## Extracted records

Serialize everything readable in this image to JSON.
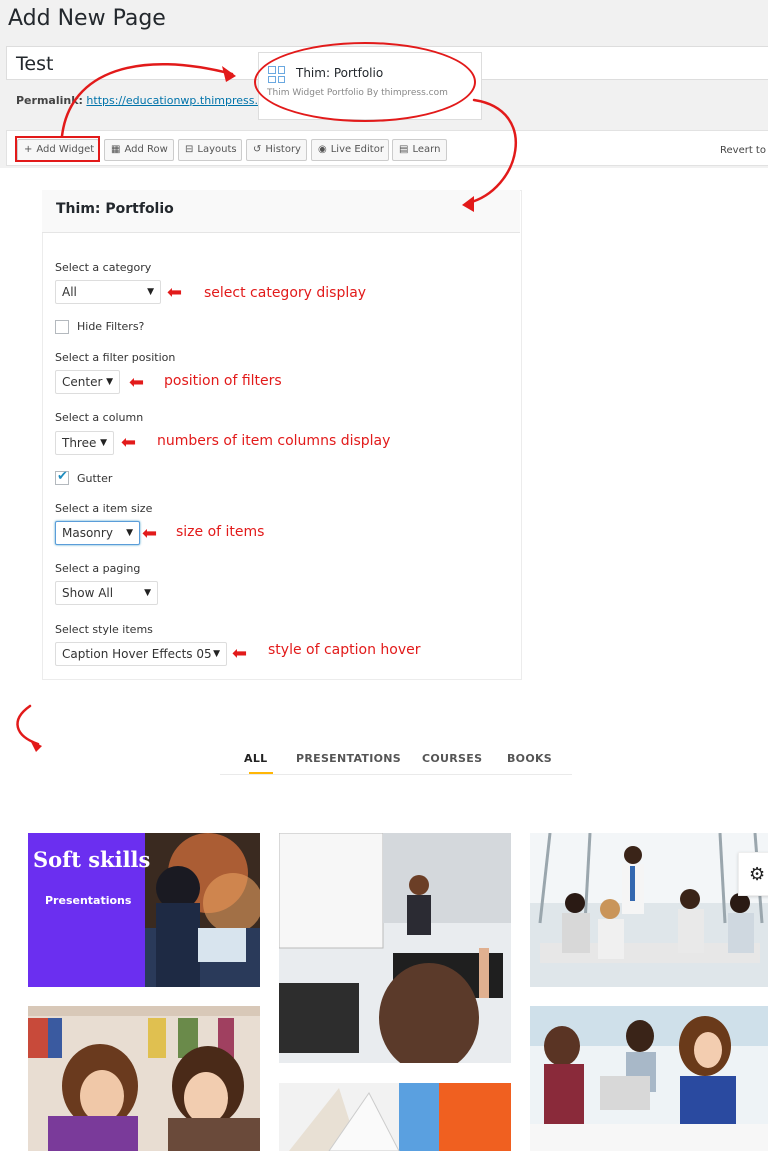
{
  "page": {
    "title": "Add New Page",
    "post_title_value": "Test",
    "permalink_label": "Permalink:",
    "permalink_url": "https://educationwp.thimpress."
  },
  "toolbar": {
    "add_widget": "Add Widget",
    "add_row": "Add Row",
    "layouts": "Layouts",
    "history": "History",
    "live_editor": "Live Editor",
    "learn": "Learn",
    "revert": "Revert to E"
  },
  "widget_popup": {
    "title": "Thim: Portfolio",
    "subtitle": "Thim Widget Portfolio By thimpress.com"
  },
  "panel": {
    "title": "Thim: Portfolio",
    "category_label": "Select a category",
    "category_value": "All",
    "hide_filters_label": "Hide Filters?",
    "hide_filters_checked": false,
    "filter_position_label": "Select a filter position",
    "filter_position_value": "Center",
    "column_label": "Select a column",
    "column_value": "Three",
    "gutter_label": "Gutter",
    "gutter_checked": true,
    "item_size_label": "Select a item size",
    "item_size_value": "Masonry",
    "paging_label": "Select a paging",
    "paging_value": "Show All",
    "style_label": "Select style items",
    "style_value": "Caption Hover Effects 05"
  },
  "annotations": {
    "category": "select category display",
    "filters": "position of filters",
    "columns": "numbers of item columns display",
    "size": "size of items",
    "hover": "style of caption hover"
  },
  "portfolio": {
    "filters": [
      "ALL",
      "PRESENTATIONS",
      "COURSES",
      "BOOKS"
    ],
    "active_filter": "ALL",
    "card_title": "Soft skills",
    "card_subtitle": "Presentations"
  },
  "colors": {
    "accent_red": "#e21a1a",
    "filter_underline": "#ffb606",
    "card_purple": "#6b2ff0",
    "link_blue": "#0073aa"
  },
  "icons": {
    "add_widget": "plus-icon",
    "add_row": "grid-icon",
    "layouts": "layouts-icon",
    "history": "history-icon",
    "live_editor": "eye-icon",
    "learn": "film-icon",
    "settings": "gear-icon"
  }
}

...

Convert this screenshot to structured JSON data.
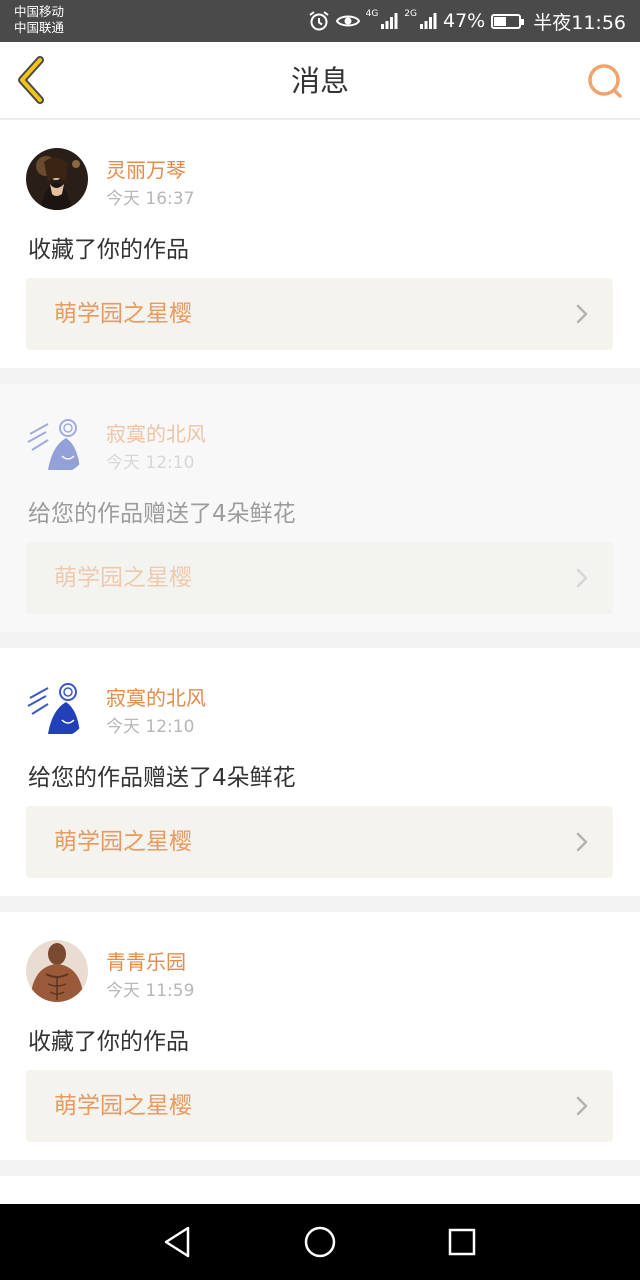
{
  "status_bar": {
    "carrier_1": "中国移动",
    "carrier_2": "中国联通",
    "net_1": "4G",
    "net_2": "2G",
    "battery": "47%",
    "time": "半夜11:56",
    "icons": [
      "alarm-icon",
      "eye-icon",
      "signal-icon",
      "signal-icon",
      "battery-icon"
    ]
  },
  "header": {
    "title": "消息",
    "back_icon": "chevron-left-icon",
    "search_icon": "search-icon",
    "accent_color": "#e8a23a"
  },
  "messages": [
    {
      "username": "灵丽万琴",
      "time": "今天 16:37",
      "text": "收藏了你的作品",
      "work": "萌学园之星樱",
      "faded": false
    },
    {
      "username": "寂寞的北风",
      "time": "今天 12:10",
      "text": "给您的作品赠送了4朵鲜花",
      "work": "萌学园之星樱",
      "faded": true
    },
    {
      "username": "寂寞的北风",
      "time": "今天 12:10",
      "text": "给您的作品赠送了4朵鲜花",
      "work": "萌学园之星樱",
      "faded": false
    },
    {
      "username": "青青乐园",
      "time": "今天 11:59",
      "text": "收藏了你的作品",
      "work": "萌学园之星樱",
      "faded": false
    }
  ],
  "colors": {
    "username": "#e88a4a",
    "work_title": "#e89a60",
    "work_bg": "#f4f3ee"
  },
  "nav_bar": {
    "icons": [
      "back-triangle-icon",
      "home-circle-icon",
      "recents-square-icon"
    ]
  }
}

## Exercise details
Find the lines that include the string "items", then copy each of them.

## Finished exercise
    "style_label": "Select style items",
    "size": "size of items",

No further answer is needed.